In the listing below, pick out lines with "added".

■ Material supplied
— start —

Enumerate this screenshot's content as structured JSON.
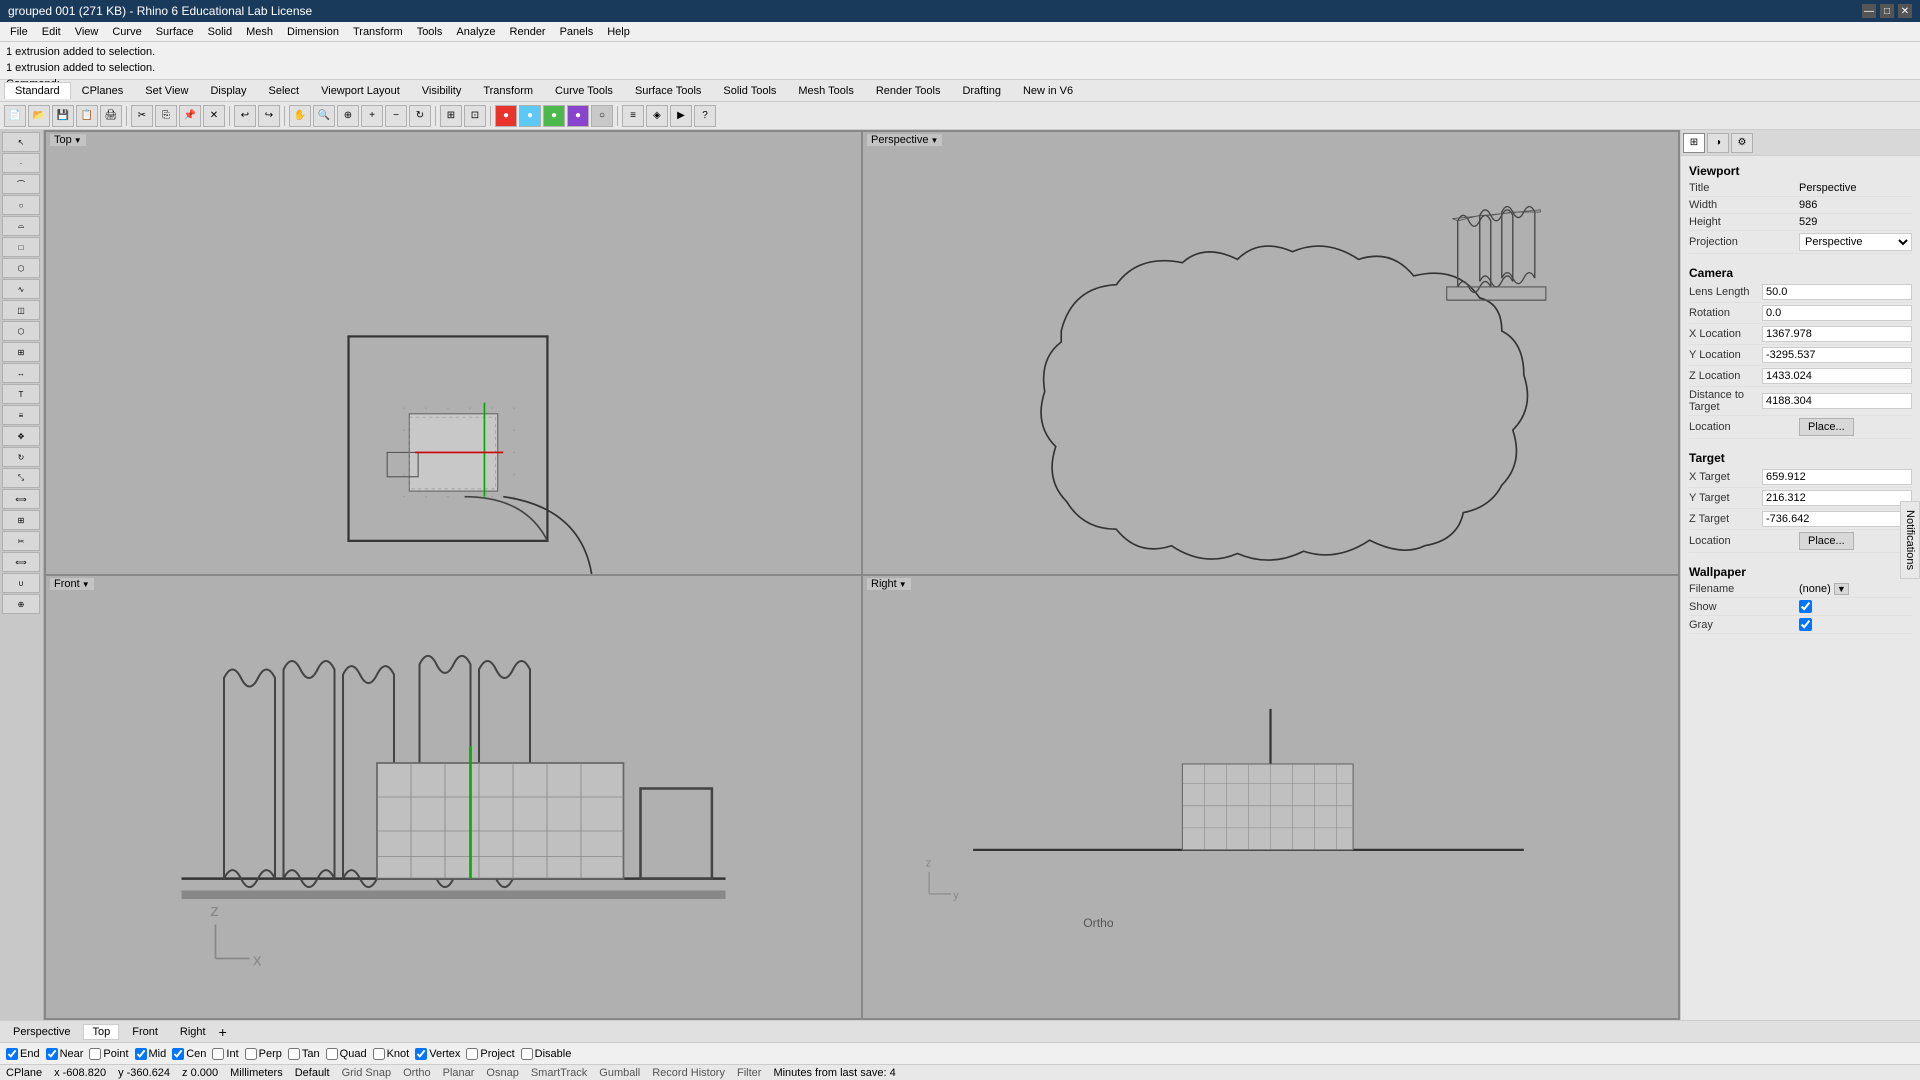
{
  "titlebar": {
    "title": "grouped 001 (271 KB) - Rhino 6 Educational Lab License",
    "minimize": "—",
    "maximize": "□",
    "close": "✕"
  },
  "menubar": {
    "items": [
      "File",
      "Edit",
      "View",
      "Curve",
      "Surface",
      "Solid",
      "Mesh",
      "Dimension",
      "Transform",
      "Tools",
      "Analyze",
      "Render",
      "Panels",
      "Help"
    ]
  },
  "infobar": {
    "line1": "1 extrusion added to selection.",
    "line2": "1 extrusion added to selection.",
    "line3": "Command:"
  },
  "toolbar_tabs": {
    "items": [
      "Standard",
      "CPlanes",
      "Set View",
      "Display",
      "Select",
      "Viewport Layout",
      "Visibility",
      "Transform",
      "Curve Tools",
      "Surface Tools",
      "Solid Tools",
      "Mesh Tools",
      "Render Tools",
      "Drafting",
      "New in V6"
    ]
  },
  "viewports": {
    "top": {
      "label": "Top",
      "dropdown": "▼"
    },
    "perspective": {
      "label": "Perspective",
      "dropdown": "▼"
    },
    "front": {
      "label": "Front",
      "dropdown": "▼"
    },
    "right": {
      "label": "Right",
      "dropdown": "▼"
    }
  },
  "right_panel": {
    "viewport_section": {
      "title": "Viewport",
      "rows": [
        {
          "label": "Title",
          "value": "Perspective"
        },
        {
          "label": "Width",
          "value": "986"
        },
        {
          "label": "Height",
          "value": "529"
        },
        {
          "label": "Projection",
          "value": "Perspective"
        }
      ]
    },
    "camera_section": {
      "title": "Camera",
      "rows": [
        {
          "label": "Lens Length",
          "value": "50.0"
        },
        {
          "label": "Rotation",
          "value": "0.0"
        },
        {
          "label": "X Location",
          "value": "1367.978"
        },
        {
          "label": "Y Location",
          "value": "-3295.537"
        },
        {
          "label": "Z Location",
          "value": "1433.024"
        },
        {
          "label": "Distance to Target",
          "value": "4188.304"
        },
        {
          "label": "Location",
          "value": "Place...",
          "is_button": true
        }
      ]
    },
    "target_section": {
      "title": "Target",
      "rows": [
        {
          "label": "X Target",
          "value": "659.912"
        },
        {
          "label": "Y Target",
          "value": "216.312"
        },
        {
          "label": "Z Target",
          "value": "-736.642"
        },
        {
          "label": "Location",
          "value": "Place...",
          "is_button": true
        }
      ]
    },
    "wallpaper_section": {
      "title": "Wallpaper",
      "rows": [
        {
          "label": "Filename",
          "value": "(none)"
        },
        {
          "label": "Show",
          "value": true,
          "is_checkbox": true
        },
        {
          "label": "Gray",
          "value": true,
          "is_checkbox": true
        }
      ]
    }
  },
  "viewport_tabs": {
    "items": [
      "Perspective",
      "Top",
      "Front",
      "Right"
    ],
    "add_label": "+"
  },
  "statusbar": {
    "checkboxes": [
      {
        "label": "End",
        "checked": true
      },
      {
        "label": "Near",
        "checked": true
      },
      {
        "label": "Point",
        "checked": false
      },
      {
        "label": "Mid",
        "checked": true
      },
      {
        "label": "Cen",
        "checked": true
      },
      {
        "label": "Int",
        "checked": false
      },
      {
        "label": "Perp",
        "checked": false
      },
      {
        "label": "Tan",
        "checked": false
      },
      {
        "label": "Quad",
        "checked": false
      },
      {
        "label": "Knot",
        "checked": false
      },
      {
        "label": "Vertex",
        "checked": true
      },
      {
        "label": "Project",
        "checked": false
      },
      {
        "label": "Disable",
        "checked": false
      }
    ]
  },
  "bottombar": {
    "cplane": "CPlane",
    "x": "x -608.820",
    "y": "y -360.624",
    "z": "z 0.000",
    "units": "Millimeters",
    "default": "Default",
    "grid_snap": "Grid Snap",
    "ortho": "Ortho",
    "planar": "Planar",
    "osnap": "Osnap",
    "smart_track": "SmartTrack",
    "gumball": "Gumball",
    "record_history": "Record History",
    "filter": "Filter",
    "minutes": "Minutes from last save: 4"
  },
  "notifications": "Notifications"
}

— end —

■ Exercise answer
    "line1": "1 extrusion added to selection.",
    "line2": "1 extrusion added to selection.",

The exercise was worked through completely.